┌────────

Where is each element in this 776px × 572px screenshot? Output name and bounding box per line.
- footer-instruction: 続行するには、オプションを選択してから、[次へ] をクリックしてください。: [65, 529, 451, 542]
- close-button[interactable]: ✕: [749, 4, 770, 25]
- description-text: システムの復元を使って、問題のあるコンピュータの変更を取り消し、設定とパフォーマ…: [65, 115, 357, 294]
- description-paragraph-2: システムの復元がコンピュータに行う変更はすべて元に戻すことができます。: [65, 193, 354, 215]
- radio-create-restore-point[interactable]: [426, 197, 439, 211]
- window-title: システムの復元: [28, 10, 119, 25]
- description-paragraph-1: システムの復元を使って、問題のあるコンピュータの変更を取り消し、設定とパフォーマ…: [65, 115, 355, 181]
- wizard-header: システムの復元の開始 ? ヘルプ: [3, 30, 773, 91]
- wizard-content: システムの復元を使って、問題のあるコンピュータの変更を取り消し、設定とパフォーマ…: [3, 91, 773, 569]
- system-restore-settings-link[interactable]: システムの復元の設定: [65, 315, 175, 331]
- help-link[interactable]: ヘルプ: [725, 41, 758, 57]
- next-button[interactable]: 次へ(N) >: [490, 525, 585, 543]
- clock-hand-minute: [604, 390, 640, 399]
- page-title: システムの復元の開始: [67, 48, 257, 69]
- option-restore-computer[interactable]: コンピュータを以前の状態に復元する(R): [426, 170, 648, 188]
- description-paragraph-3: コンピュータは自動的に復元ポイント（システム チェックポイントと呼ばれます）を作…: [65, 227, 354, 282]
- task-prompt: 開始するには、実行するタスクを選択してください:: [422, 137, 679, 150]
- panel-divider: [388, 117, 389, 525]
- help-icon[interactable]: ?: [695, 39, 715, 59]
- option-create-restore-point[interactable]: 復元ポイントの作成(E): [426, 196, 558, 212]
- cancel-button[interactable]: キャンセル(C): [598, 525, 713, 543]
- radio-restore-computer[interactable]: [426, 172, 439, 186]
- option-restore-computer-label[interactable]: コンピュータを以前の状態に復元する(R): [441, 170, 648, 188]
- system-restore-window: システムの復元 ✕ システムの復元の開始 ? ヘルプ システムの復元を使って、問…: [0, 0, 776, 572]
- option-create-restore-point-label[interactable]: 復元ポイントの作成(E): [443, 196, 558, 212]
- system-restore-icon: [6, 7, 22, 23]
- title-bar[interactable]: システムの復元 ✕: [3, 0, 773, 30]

└────────

Rewrite all the lines above as a numbered list, leaving out any blank lines.

- _Exercise response_
1. Where is each element in this 776px × 572px screenshot? Output name and bounding box per line.
2. - footer-instruction: 続行するには、オプションを選択してから、[次へ] をクリックしてください。: [65, 529, 451, 542]
3. - close-button[interactable]: ✕: [749, 4, 770, 25]
4. - description-text: システムの復元を使って、問題のあるコンピュータの変更を取り消し、設定とパフォーマ…: [65, 115, 357, 294]
5. - description-paragraph-2: システムの復元がコンピュータに行う変更はすべて元に戻すことができます。: [65, 193, 354, 215]
6. - radio-create-restore-point[interactable]: [426, 197, 439, 211]
7. - window-title: システムの復元: [28, 10, 119, 25]
8. - description-paragraph-1: システムの復元を使って、問題のあるコンピュータの変更を取り消し、設定とパフォーマ…: [65, 115, 355, 181]
9. - wizard-header: システムの復元の開始 ? ヘルプ: [3, 30, 773, 91]
10. - wizard-content: システムの復元を使って、問題のあるコンピュータの変更を取り消し、設定とパフォーマ…: [3, 91, 773, 569]
11. - system-restore-settings-link[interactable]: システムの復元の設定: [65, 315, 175, 331]
12. - help-link[interactable]: ヘルプ: [725, 41, 758, 57]
13. - next-button[interactable]: 次へ(N) >: [490, 525, 585, 543]
14. - clock-hand-minute: [604, 390, 640, 399]
15. - page-title: システムの復元の開始: [67, 48, 257, 69]
16. - option-restore-computer[interactable]: コンピュータを以前の状態に復元する(R): [426, 170, 648, 188]
17. - description-paragraph-3: コンピュータは自動的に復元ポイント（システム チェックポイントと呼ばれます）を作…: [65, 227, 354, 282]
18. - task-prompt: 開始するには、実行するタスクを選択してください:: [422, 137, 679, 150]
19. - panel-divider: [388, 117, 389, 525]
20. - help-icon[interactable]: ?: [695, 39, 715, 59]
21. - option-create-restore-point[interactable]: 復元ポイントの作成(E): [426, 196, 558, 212]
22. - cancel-button[interactable]: キャンセル(C): [598, 525, 713, 543]
23. - radio-restore-computer[interactable]: [426, 172, 439, 186]
24. - option-restore-computer-label[interactable]: コンピュータを以前の状態に復元する(R): [441, 170, 648, 188]
25. - system-restore-window: システムの復元 ✕ システムの復元の開始 ? ヘルプ システムの復元を使って、問…: [0, 0, 776, 572]
26. - option-create-restore-point-label[interactable]: 復元ポイントの作成(E): [443, 196, 558, 212]
27. - system-restore-icon: [6, 7, 22, 23]
28. - title-bar[interactable]: システムの復元 ✕: [3, 0, 773, 30]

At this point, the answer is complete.